CHALLENGE :: Copy all of the records below verbatim.

** start of INPUT **

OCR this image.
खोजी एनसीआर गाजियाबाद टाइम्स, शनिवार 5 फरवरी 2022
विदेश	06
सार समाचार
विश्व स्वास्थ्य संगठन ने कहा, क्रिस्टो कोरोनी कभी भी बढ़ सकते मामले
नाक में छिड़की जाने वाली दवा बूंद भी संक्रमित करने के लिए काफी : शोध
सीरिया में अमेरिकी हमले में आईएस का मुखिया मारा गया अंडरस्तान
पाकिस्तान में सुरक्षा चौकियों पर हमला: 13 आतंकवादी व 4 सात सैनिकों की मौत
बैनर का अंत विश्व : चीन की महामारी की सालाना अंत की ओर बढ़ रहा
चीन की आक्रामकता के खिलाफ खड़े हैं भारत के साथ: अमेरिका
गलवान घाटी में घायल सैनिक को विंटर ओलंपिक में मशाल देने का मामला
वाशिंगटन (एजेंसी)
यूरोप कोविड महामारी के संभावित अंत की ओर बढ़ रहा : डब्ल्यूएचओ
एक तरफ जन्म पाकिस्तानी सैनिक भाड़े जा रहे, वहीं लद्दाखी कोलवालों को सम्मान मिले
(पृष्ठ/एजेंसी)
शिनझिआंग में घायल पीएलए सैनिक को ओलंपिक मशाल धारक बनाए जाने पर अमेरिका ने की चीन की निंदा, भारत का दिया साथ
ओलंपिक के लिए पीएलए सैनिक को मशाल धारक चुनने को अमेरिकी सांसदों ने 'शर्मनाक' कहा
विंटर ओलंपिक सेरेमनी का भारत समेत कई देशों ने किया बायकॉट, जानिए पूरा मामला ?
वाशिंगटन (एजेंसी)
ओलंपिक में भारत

** end of INPUT **

THE ANSWER ::
OCR this image.
खोजी एनसीआर गाजियाबाद टाइम्स, शनिवार 5 फरवरी 2022
विदेश	06
सार समाचार
विश्व स्वास्थ्य संगठन ने कहा, क्रिस्टो कोरोनी कभी भी बढ़ सकते मामले
नाक में छिड़की जाने वाली दवा बूंद भी संक्रमित करने के लिए काफी : शोध
सीरिया में अमेरिकी हमले में आईएस का मुखिया मारा गया अंडरस्तान
पाकिस्तान में सुरक्षा चौकियों पर हमला: 13 आतंकवादी व 4 सात सैनिकों की मौत
बैनर का अंत विश्व : चीन की महामारी की सालाना अंत की ओर बढ़ रहा
चीन की आक्रामकता के खिलाफ खड़े हैं भारत के साथ: अमेरिका
गलवान घाटी में घायल सैनिक को विंटर ओलंपिक में मशाल देने का मामला
वाशिंगटन (एजेंसी)
यूरोप कोविड महामारी के संभावित अंत की ओर बढ़ रहा : डब्ल्यूएचओ
एक तरफ जन्म पाकिस्तानी सैनिक भाड़े जा रहे, वहीं लद्दाखी कोलवालों को सम्मान मिले
(पृष्ठ/एजेंसी)
शिनझिआंग में घायल पीएलए सैनिक को ओलंपिक मशाल धारक बनाए जाने पर अमेरिका ने की चीन की निंदा, भारत का दिया साथ
ओलंपिक के लिए पीएलए सैनिक को मशाल धारक चुनने को अमेरिकी सांसदों ने 'शर्मनाक' कहा
विंटर ओलंपिक सेरेमनी का भारत समेत कई देशों ने किया बायकॉट, जानिए पूरा मामला ?
वाशिंगटन (एजेंसी)
ओलंपिक में भारत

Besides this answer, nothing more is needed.